■ STATED GOAL
Look for "Output the text content of this document." in the records below, then copy that line and every line after it, exactly and with nothing added.

■ GIVEN RECORDS
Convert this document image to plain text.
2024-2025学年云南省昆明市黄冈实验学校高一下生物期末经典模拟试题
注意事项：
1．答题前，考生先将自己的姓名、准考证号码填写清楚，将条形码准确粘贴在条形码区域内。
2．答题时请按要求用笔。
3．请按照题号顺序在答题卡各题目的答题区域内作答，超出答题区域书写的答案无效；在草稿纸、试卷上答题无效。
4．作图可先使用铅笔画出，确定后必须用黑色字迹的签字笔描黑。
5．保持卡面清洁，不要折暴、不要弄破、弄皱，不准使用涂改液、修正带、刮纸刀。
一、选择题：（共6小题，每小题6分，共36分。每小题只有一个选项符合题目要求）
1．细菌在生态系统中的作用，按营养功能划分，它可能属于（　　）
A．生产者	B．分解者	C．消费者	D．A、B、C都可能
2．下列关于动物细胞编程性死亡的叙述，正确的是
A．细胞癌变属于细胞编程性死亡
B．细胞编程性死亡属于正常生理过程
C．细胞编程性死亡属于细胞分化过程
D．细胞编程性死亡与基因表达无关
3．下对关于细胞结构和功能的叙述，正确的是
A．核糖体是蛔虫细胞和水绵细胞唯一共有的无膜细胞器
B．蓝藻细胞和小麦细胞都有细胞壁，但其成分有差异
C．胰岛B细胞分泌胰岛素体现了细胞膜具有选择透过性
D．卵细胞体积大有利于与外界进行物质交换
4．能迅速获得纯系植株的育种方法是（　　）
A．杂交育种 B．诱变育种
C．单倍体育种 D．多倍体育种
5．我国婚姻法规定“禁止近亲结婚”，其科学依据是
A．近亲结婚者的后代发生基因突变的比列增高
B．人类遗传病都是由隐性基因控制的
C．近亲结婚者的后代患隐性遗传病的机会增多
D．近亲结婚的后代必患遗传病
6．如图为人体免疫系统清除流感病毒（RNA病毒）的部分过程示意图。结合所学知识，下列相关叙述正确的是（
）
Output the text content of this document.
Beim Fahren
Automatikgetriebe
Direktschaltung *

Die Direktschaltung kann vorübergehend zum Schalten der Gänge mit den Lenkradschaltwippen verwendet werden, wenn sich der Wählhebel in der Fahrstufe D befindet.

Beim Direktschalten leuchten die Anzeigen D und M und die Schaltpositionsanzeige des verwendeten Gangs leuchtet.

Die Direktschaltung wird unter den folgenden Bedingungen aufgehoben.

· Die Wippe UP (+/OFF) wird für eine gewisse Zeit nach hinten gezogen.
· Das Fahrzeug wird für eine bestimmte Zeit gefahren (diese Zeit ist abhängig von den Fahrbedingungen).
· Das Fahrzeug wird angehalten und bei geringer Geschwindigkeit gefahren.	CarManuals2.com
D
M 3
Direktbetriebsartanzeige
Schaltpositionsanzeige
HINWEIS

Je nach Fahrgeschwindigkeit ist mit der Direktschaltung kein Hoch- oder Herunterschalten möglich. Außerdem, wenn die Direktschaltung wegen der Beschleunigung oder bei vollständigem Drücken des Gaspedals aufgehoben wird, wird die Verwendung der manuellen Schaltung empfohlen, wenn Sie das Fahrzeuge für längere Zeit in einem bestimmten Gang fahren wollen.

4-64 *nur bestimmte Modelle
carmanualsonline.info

■ ANSWER FOR THE TASK
Output the text content of this document.
Beim Fahren
Automatikgetriebe
Direktschaltung *

Die Direktschaltung kann vorübergehend zum Schalten der Gänge mit den Lenkradschaltwippen verwendet werden, wenn sich der Wählhebel in der Fahrstufe D befindet.

Beim Direktschalten leuchten die Anzeigen D und M und die Schaltpositionsanzeige des verwendeten Gangs leuchtet.

Die Direktschaltung wird unter den folgenden Bedingungen aufgehoben.

· Die Wippe UP (+/OFF) wird für eine gewisse Zeit nach hinten gezogen.
· Das Fahrzeug wird für eine bestimmte Zeit gefahren (diese Zeit ist abhängig von den Fahrbedingungen).
· Das Fahrzeug wird angehalten und bei geringer Geschwindigkeit gefahren.	CarManuals2.com
D
M 3
Direktbetriebsartanzeige
Schaltpositionsanzeige
HINWEIS

Je nach Fahrgeschwindigkeit ist mit der Direktschaltung kein Hoch- oder Herunterschalten möglich. Außerdem, wenn die Direktschaltung wegen der Beschleunigung oder bei vollständigem Drücken des Gaspedals aufgehoben wird, wird die Verwendung der manuellen Schaltung empfohlen, wenn Sie das Fahrzeuge für längere Zeit in einem bestimmten Gang fahren wollen.

4-64 *nur bestimmte Modelle
carmanualsonline.info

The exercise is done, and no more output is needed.